## [Work instructions]
Reproduce the material in full, unchanged.

————

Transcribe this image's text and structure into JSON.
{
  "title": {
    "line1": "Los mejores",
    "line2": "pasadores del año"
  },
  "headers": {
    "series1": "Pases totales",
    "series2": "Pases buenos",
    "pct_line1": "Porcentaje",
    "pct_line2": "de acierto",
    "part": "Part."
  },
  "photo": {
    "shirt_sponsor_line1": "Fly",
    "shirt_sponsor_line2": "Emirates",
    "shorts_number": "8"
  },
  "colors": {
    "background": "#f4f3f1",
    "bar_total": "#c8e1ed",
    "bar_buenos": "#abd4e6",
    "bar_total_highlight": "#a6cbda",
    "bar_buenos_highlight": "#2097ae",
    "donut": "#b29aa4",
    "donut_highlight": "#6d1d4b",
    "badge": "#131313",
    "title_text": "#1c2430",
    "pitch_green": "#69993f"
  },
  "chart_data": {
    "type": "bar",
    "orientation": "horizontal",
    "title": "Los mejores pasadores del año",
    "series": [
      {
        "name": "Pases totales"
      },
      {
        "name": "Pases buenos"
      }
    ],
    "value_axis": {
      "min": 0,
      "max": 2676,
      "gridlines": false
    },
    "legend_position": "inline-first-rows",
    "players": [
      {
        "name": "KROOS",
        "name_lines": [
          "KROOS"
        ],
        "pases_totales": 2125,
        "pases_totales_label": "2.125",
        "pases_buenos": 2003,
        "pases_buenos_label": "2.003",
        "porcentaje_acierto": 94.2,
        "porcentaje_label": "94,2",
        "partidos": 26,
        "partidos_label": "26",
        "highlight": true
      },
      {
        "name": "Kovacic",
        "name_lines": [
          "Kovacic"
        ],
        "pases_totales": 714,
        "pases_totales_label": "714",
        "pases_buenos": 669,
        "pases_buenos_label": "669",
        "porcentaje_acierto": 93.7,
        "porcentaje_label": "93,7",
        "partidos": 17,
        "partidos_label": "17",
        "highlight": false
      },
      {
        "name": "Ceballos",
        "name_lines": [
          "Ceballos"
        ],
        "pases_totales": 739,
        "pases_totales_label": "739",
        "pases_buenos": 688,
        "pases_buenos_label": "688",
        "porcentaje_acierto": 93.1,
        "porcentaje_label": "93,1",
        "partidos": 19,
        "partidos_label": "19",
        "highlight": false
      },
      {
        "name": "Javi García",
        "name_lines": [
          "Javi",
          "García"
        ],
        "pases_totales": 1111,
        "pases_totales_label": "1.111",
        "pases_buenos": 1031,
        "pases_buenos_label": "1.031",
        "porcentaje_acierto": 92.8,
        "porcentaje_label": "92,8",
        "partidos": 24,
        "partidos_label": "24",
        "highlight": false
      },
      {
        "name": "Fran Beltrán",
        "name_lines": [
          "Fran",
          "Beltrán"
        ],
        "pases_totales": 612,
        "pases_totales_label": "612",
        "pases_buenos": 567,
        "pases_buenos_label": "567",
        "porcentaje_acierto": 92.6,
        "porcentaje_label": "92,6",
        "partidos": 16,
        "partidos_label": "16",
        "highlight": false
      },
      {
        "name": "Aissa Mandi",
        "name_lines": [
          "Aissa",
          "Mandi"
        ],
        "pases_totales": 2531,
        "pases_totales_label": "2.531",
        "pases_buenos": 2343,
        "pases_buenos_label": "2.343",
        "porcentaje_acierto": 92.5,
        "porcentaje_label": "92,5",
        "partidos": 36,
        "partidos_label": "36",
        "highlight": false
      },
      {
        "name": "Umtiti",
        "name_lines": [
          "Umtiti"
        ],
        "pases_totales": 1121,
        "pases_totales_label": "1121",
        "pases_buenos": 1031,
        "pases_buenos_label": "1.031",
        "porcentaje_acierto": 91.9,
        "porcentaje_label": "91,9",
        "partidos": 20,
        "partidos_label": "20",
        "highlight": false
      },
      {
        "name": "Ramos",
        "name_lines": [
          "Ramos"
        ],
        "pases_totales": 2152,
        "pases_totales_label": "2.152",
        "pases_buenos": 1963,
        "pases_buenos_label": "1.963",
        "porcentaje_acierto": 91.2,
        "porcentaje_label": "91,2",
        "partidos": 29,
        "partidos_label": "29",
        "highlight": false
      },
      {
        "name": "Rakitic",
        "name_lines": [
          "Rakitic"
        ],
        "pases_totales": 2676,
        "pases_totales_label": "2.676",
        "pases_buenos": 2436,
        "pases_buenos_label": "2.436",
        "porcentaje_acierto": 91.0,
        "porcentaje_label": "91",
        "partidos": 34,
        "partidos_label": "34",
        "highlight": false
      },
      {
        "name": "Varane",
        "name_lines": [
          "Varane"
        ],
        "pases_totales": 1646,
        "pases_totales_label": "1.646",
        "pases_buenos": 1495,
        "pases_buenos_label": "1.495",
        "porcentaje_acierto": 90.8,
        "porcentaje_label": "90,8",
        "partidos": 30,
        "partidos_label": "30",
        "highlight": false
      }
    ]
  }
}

————

## [Correct response]
Transcribe this image's text and structure into JSON.
{
  "title": {
    "line1": "Los mejores",
    "line2": "pasadores del año"
  },
  "headers": {
    "series1": "Pases totales",
    "series2": "Pases buenos",
    "pct_line1": "Porcentaje",
    "pct_line2": "de acierto",
    "part": "Part."
  },
  "photo": {
    "shirt_sponsor_line1": "Fly",
    "shirt_sponsor_line2": "Emirates",
    "shorts_number": "8"
  },
  "colors": {
    "background": "#f4f3f1",
    "bar_total": "#c8e1ed",
    "bar_buenos": "#abd4e6",
    "bar_total_highlight": "#a6cbda",
    "bar_buenos_highlight": "#2097ae",
    "donut": "#b29aa4",
    "donut_highlight": "#6d1d4b",
    "badge": "#131313",
    "title_text": "#1c2430",
    "pitch_green": "#69993f"
  },
  "chart_data": {
    "type": "bar",
    "orientation": "horizontal",
    "title": "Los mejores pasadores del año",
    "series": [
      {
        "name": "Pases totales"
      },
      {
        "name": "Pases buenos"
      }
    ],
    "value_axis": {
      "min": 0,
      "max": 2676,
      "gridlines": false
    },
    "legend_position": "inline-first-rows",
    "players": [
      {
        "name": "KROOS",
        "name_lines": [
          "KROOS"
        ],
        "pases_totales": 2125,
        "pases_totales_label": "2.125",
        "pases_buenos": 2003,
        "pases_buenos_label": "2.003",
        "porcentaje_acierto": 94.2,
        "porcentaje_label": "94,2",
        "partidos": 26,
        "partidos_label": "26",
        "highlight": true
      },
      {
        "name": "Kovacic",
        "name_lines": [
          "Kovacic"
        ],
        "pases_totales": 714,
        "pases_totales_label": "714",
        "pases_buenos": 669,
        "pases_buenos_label": "669",
        "porcentaje_acierto": 93.7,
        "porcentaje_label": "93,7",
        "partidos": 17,
        "partidos_label": "17",
        "highlight": false
      },
      {
        "name": "Ceballos",
        "name_lines": [
          "Ceballos"
        ],
        "pases_totales": 739,
        "pases_totales_label": "739",
        "pases_buenos": 688,
        "pases_buenos_label": "688",
        "porcentaje_acierto": 93.1,
        "porcentaje_label": "93,1",
        "partidos": 19,
        "partidos_label": "19",
        "highlight": false
      },
      {
        "name": "Javi García",
        "name_lines": [
          "Javi",
          "García"
        ],
        "pases_totales": 1111,
        "pases_totales_label": "1.111",
        "pases_buenos": 1031,
        "pases_buenos_label": "1.031",
        "porcentaje_acierto": 92.8,
        "porcentaje_label": "92,8",
        "partidos": 24,
        "partidos_label": "24",
        "highlight": false
      },
      {
        "name": "Fran Beltrán",
        "name_lines": [
          "Fran",
          "Beltrán"
        ],
        "pases_totales": 612,
        "pases_totales_label": "612",
        "pases_buenos": 567,
        "pases_buenos_label": "567",
        "porcentaje_acierto": 92.6,
        "porcentaje_label": "92,6",
        "partidos": 16,
        "partidos_label": "16",
        "highlight": false
      },
      {
        "name": "Aissa Mandi",
        "name_lines": [
          "Aissa",
          "Mandi"
        ],
        "pases_totales": 2531,
        "pases_totales_label": "2.531",
        "pases_buenos": 2343,
        "pases_buenos_label": "2.343",
        "porcentaje_acierto": 92.5,
        "porcentaje_label": "92,5",
        "partidos": 36,
        "partidos_label": "36",
        "highlight": false
      },
      {
        "name": "Umtiti",
        "name_lines": [
          "Umtiti"
        ],
        "pases_totales": 1121,
        "pases_totales_label": "1121",
        "pases_buenos": 1031,
        "pases_buenos_label": "1.031",
        "porcentaje_acierto": 91.9,
        "porcentaje_label": "91,9",
        "partidos": 20,
        "partidos_label": "20",
        "highlight": false
      },
      {
        "name": "Ramos",
        "name_lines": [
          "Ramos"
        ],
        "pases_totales": 2152,
        "pases_totales_label": "2.152",
        "pases_buenos": 1963,
        "pases_buenos_label": "1.963",
        "porcentaje_acierto": 91.2,
        "porcentaje_label": "91,2",
        "partidos": 29,
        "partidos_label": "29",
        "highlight": false
      },
      {
        "name": "Rakitic",
        "name_lines": [
          "Rakitic"
        ],
        "pases_totales": 2676,
        "pases_totales_label": "2.676",
        "pases_buenos": 2436,
        "pases_buenos_label": "2.436",
        "porcentaje_acierto": 91.0,
        "porcentaje_label": "91",
        "partidos": 34,
        "partidos_label": "34",
        "highlight": false
      },
      {
        "name": "Varane",
        "name_lines": [
          "Varane"
        ],
        "pases_totales": 1646,
        "pases_totales_label": "1.646",
        "pases_buenos": 1495,
        "pases_buenos_label": "1.495",
        "porcentaje_acierto": 90.8,
        "porcentaje_label": "90,8",
        "partidos": 30,
        "partidos_label": "30",
        "highlight": false
      }
    ]
  }
}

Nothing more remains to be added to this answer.